Material supplied
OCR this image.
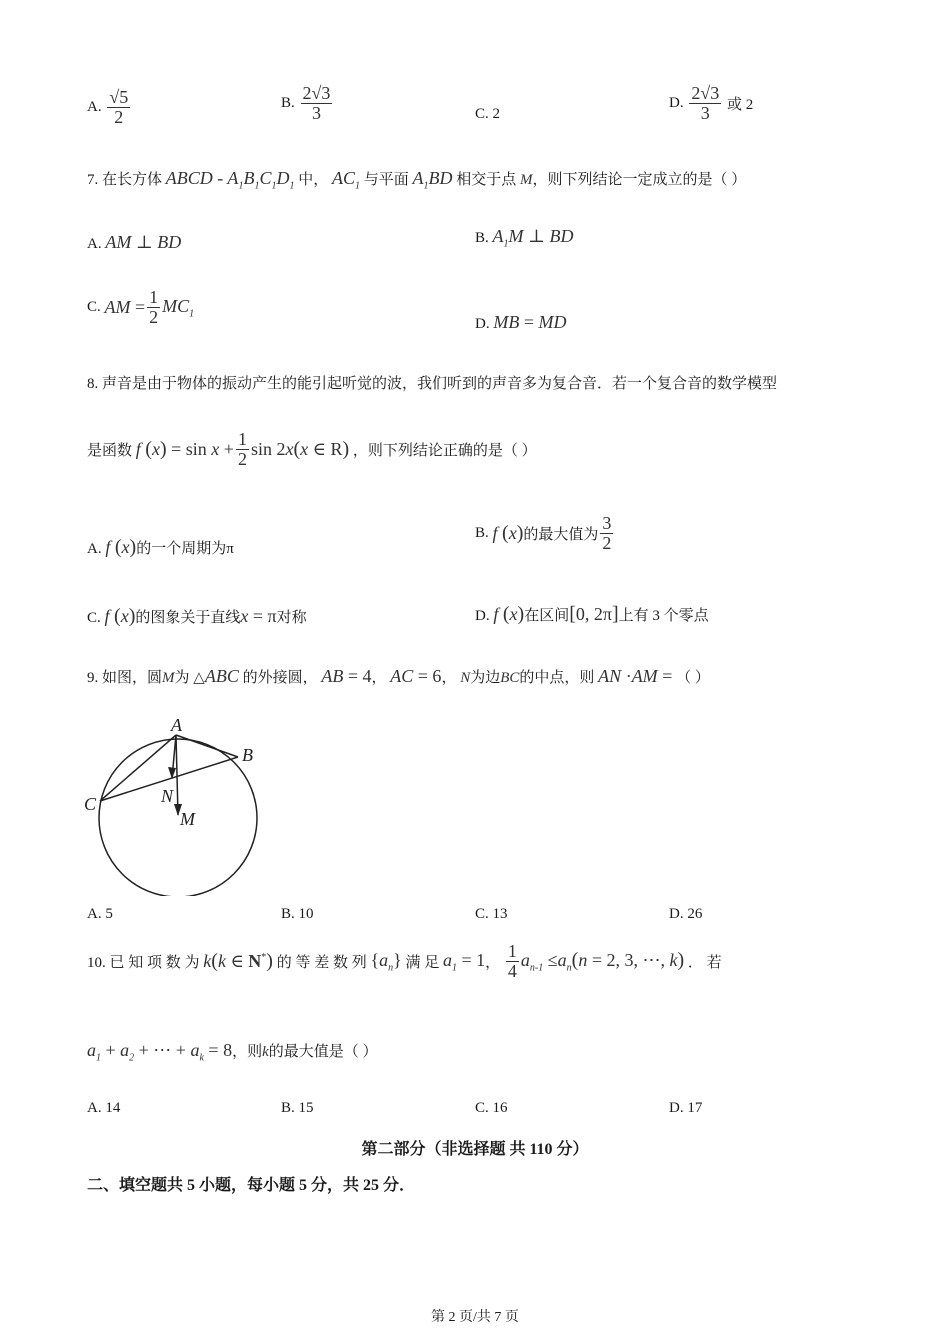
A. $\frac{√5}{2}$	B. $\frac{2√3}{3}$	C. 2
D. $\frac{2√3}{3}$ 或 2
7. 在长方体 ABCD - $A_1B_1C_1D_1$ 中， $AC_1$ 与平面 $A_1BD$ 相交于点 M，则下列结论一定成立的是（ ）
A. AM ⊥ BD	B. $A_1M$ ⊥ BD
C. AM = $\frac{1}{2} MC_1$
D. MB = MD
8. 声音是由于物体的振动产生的能引起听觉的波，我们听到的声音多为复合音．若一个复合音的数学模型
是函数 f $(x) = \sin x + \frac{1}{2}$ sin 2x(x ∈ R) ，则下列结论正确的是（ ）
A. f (x)的一个周期为π
B. f (x)的最大值为 $\frac{3}{2}$
C. f (x)的图象关于直线x = π对称	D. f (x)在区间[0, 2π]上有 3 个零点
9. 如图，圆M为 △ABC 的外接圆， AB = 4， AC = 6， N为边BC的中点，则 AN ·AM = （ ）
A
B
C	N
M
A. 5	B. 10	C. 13	D. 26
10. 已 知 项 数 为 k(k ∈ N*) 的 等 差 数 列 $\{a_n\}$ 满 足 $a_1 = 1$， $\frac{1}{4} a_{n-1} \le a_n(n = 2$, 3, ⋯, k) ． 若
$a_1 + a_2$ + ⋯ + $a_k = 8$，则k的最大值是（ ）
A. 14	B. 15	C. 16	D. 17
第二部分（非选择题 共 110 分）
二、填空题共 5 小题，每小题 5 分，共 25 分．
第 2 页/共 7 页
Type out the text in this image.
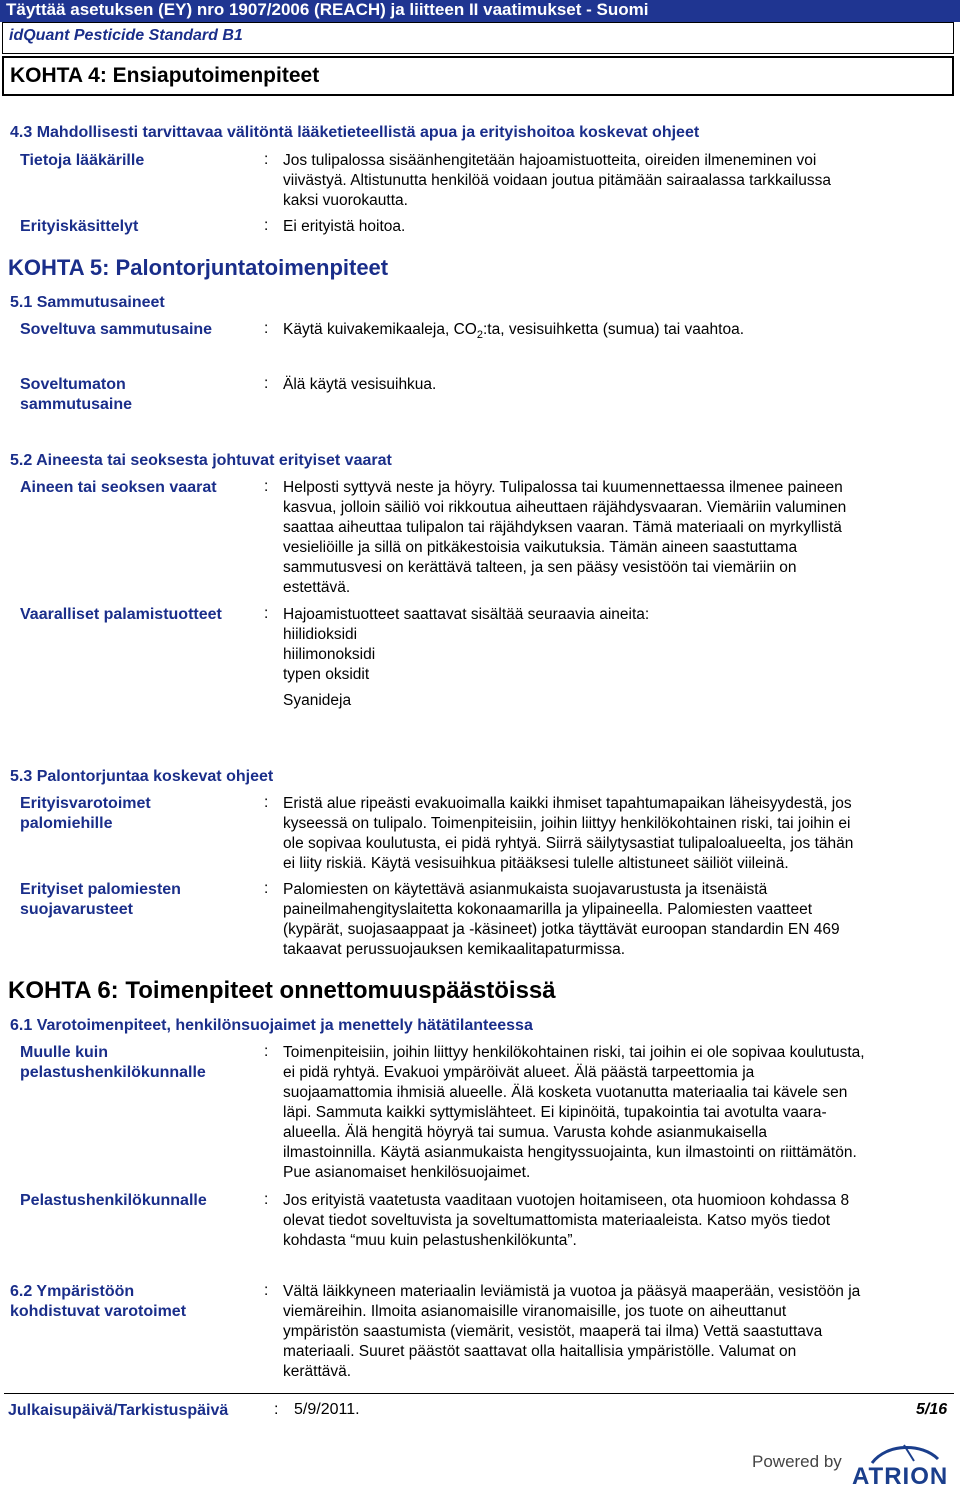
Täyttää asetuksen (EY) nro 1907/2006 (REACH) ja liitteen II vaatimukset - Suomi
idQuant Pesticide Standard B1
KOHTA 4: Ensiaputoimenpiteet
4.3 Mahdollisesti tarvittavaa välitöntä lääketieteellistä apua ja erityishoitoa koskevat ohjeet
Tietoja lääkärille	: Jos tulipalossa sisäänhengitetään hajoamistuotteita, oireiden ilmeneminen voi
viivästyä. Altistunutta henkilöä voidaan joutua pitämään sairaalassa tarkkailussa
kaksi vuorokautta.
Erityiskäsittelyt	: Ei erityistä hoitoa.
KOHTA 5: Palontorjuntatoimenpiteet
5.1 Sammutusaineet
Soveltuva sammutusaine	: Käytä kuivakemikaaleja, $CO_2:ta$, vesisuihketta (sumua) tai vaahtoa.
Soveltumaton
sammutusaine
: Älä käytä vesisuihkua.
5.2 Aineesta tai seoksesta johtuvat erityiset vaarat
Aineen tai seoksen vaarat	: Helposti syttyvä neste ja höyry. Tulipalossa tai kuumennettaessa ilmenee paineen
kasvua, jolloin säiliö voi rikkoutua aiheuttaen räjähdysvaaran. Viemäriin valuminen
saattaa aiheuttaa tulipalon tai räjähdyksen vaaran. Tämä materiaali on myrkyllistä
vesieliöille ja sillä on pitkäkestoisia vaikutuksia. Tämän aineen saastuttama
sammutusvesi on kerättävä talteen, ja sen pääsy vesistöön tai viemäriin on
estettävä.
Vaaralliset palamistuotteet	: Hajoamistuotteet saattavat sisältää seuraavia aineita:
hiilidioksidi
hiilimonoksidi
typen oksidit
Syanideja
5.3 Palontorjuntaa koskevat ohjeet
Erityisvarotoimet
palomiehille
: Eristä alue ripeästi evakuoimalla kaikki ihmiset tapahtumapaikan läheisyydestä, jos
kyseessä on tulipalo. Toimenpiteisiin, joihin liittyy henkilökohtainen riski, tai joihin ei
ole sopivaa koulutusta, ei pidä ryhtyä. Siirrä säilytysastiat tulipaloalueelta, jos tähän
ei liity riskiä. Käytä vesisuihkua pitääksesi tulelle altistuneet säiliöt viileinä.
Erityiset palomiesten
suojavarusteet
: Palomiesten on käytettävä asianmukaista suojavarustusta ja itsenäistä
paineilmahengityslaitetta kokonaamarilla ja ylipaineella. Palomiesten vaatteet
(kypärät, suojasaappaat ja -käsineet) jotka täyttävät euroopan standardin EN 469
takaavat perussuojauksen kemikaalitapaturmissa.
KOHTA 6: Toimenpiteet onnettomuuspäästöissä
6.1 Varotoimenpiteet, henkilönsuojaimet ja menettely hätätilanteessa
Muulle kuin
pelastushenkilökunnalle
: Toimenpiteisiin, joihin liittyy henkilökohtainen riski, tai joihin ei ole sopivaa koulutusta,
ei pidä ryhtyä. Evakuoi ympäröivät alueet. Älä päästä tarpeettomia ja
suojaamattomia ihmisiä alueelle. Älä kosketa vuotanutta materiaalia tai kävele sen
läpi. Sammuta kaikki syttymislähteet. Ei kipinöitä, tupakointia tai avotulta vaara-
alueella. Älä hengitä höyryä tai sumua. Varusta kohde asianmukaisella
ilmastoinnilla. Käytä asianmukaista hengityssuojainta, kun ilmastointi on riittämätön.
Pue asianomaiset henkilösuojaimet.
Pelastushenkilökunnalle	: Jos erityistä vaatetusta vaaditaan vuotojen hoitamiseen, ota huomioon kohdassa 8
olevat tiedot soveltuvista ja soveltumattomista materiaaleista. Katso myös tiedot
kohdasta “muu kuin pelastushenkilökunta”.
6.2 Ympäristöön
kohdistuvat varotoimet
: Vältä läikkyneen materiaalin leviämistä ja vuotoa ja pääsyä maaperään, vesistöön ja
viemäreihin. Ilmoita asianomaisille viranomaisille, jos tuote on aiheuttanut
ympäristön saastumista (viemärit, vesistöt, maaperä tai ilma) Vettä saastuttava
materiaali. Suuret päästöt saattavat olla haitallisia ympäristölle. Valumat on
kerättävä.
Julkaisupäivä/Tarkistuspäivä	: 5/9/2011.	5/16
Powered by
ATRION
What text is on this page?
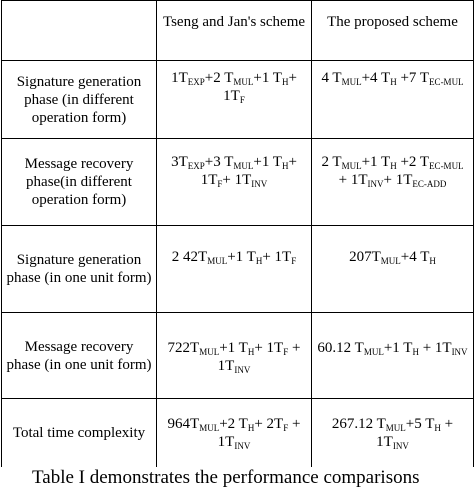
	Tseng and Jan's scheme	The proposed scheme
Signature generation phase (in different operation form)	$1T_{EXP}+2$ $T_{MUL}+1$ $T_H+ 1T_F$	4 $T_{MUL}+4$ $T_H +7$ $T_{EC-MUL}$
Message recovery phase(in different operation form)	$3T_{EXP}+3$ $T_{MUL}+1$ $T_H+ 1T_F+ 1T_{INV}$	2 $T_{MUL}+1$ $T_H +2$ $T_{EC-MUL} + 1T_{INV}+ 1T_{EC-ADD}$
Signature generation phase (in one unit form)	2 $42T_{MUL}+1$ $T_H+ 1T_F$	$207T_{MUL}+4$ $T_H$
Message recovery phase (in one unit form)	$722T_{MUL}+1$ $T_H+ 1T_F + 1T_{INV}$	60.12 $T_{MUL}+1$ $T_H + 1T_{INV}$
Total time complexity	$964T_{MUL}+2$ $T_H+ 2T_F + 1T_{INV}$	267.12 $T_{MUL}+5$ $T_H + 1T_{INV}$
Table I demonstrates the performance comparisons
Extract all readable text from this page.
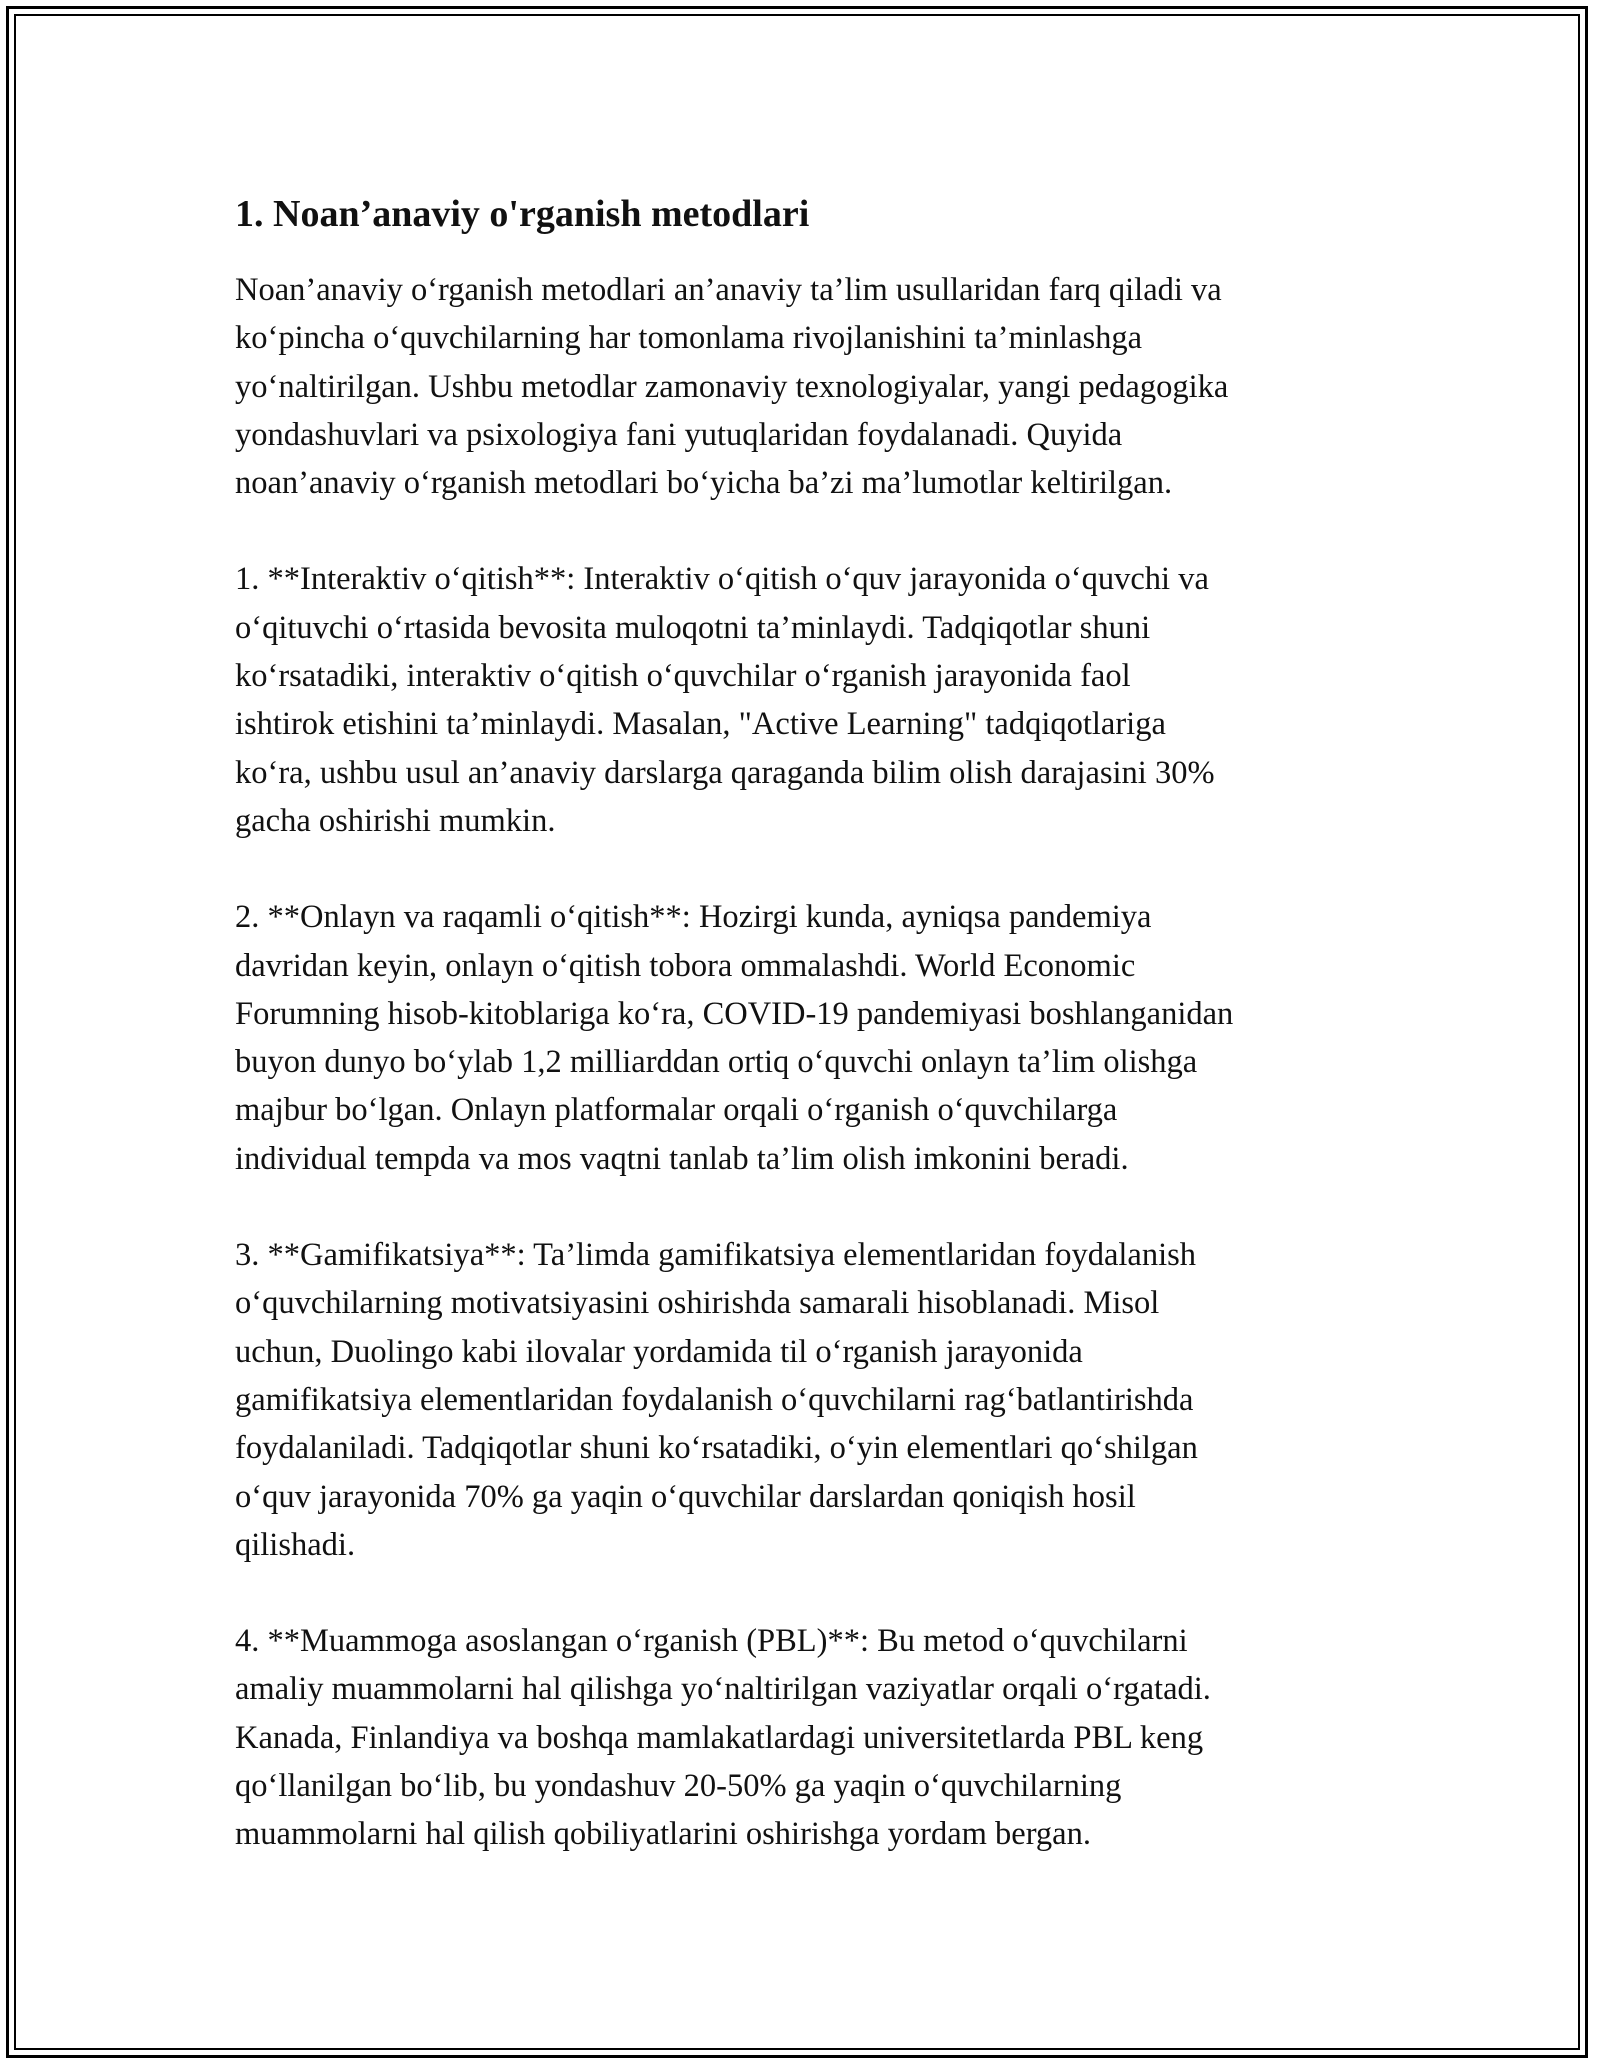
1. Noan’anaviy o'rganish metodlari

Noan’anaviy o‘rganish metodlari an’anaviy ta’lim usullaridan farq qiladi va
ko‘pincha o‘quvchilarning har tomonlama rivojlanishini ta’minlashga
yo‘naltirilgan. Ushbu metodlar zamonaviy texnologiyalar, yangi pedagogika
yondashuvlari va psixologiya fani yutuqlaridan foydalanadi. Quyida
noan’anaviy o‘rganish metodlari bo‘yicha ba’zi ma’lumotlar keltirilgan.

1. **Interaktiv o‘qitish**: Interaktiv o‘qitish o‘quv jarayonida o‘quvchi va
o‘qituvchi o‘rtasida bevosita muloqotni ta’minlaydi. Tadqiqotlar shuni
ko‘rsatadiki, interaktiv o‘qitish o‘quvchilar o‘rganish jarayonida faol
ishtirok etishini ta’minlaydi. Masalan, "Active Learning" tadqiqotlariga
ko‘ra, ushbu usul an’anaviy darslarga qaraganda bilim olish darajasini 30%
gacha oshirishi mumkin.

2. **Onlayn va raqamli o‘qitish**: Hozirgi kunda, ayniqsa pandemiya
davridan keyin, onlayn o‘qitish tobora ommalashdi. World Economic
Forumning hisob-kitoblariga ko‘ra, COVID-19 pandemiyasi boshlanganidan
buyon dunyo bo‘ylab 1,2 milliarddan ortiq o‘quvchi onlayn ta’lim olishga
majbur bo‘lgan. Onlayn platformalar orqali o‘rganish o‘quvchilarga
individual tempda va mos vaqtni tanlab ta’lim olish imkonini beradi.

3. **Gamifikatsiya**: Ta’limda gamifikatsiya elementlaridan foydalanish
o‘quvchilarning motivatsiyasini oshirishda samarali hisoblanadi. Misol
uchun, Duolingo kabi ilovalar yordamida til o‘rganish jarayonida
gamifikatsiya elementlaridan foydalanish o‘quvchilarni rag‘batlantirishda
foydalaniladi. Tadqiqotlar shuni ko‘rsatadiki, o‘yin elementlari qo‘shilgan
o‘quv jarayonida 70% ga yaqin o‘quvchilar darslardan qoniqish hosil
qilishadi.

4. **Muammoga asoslangan o‘rganish (PBL)**: Bu metod o‘quvchilarni
amaliy muammolarni hal qilishga yo‘naltirilgan vaziyatlar orqali o‘rgatadi.
Kanada, Finlandiya va boshqa mamlakatlardagi universitetlarda PBL keng
qo‘llanilgan bo‘lib, bu yondashuv 20-50% ga yaqin o‘quvchilarning
muammolarni hal qilish qobiliyatlarini oshirishga yordam bergan.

Problem details
Tell how many lines in the material above include the word "koulutusta", giving the number only.

Task response
2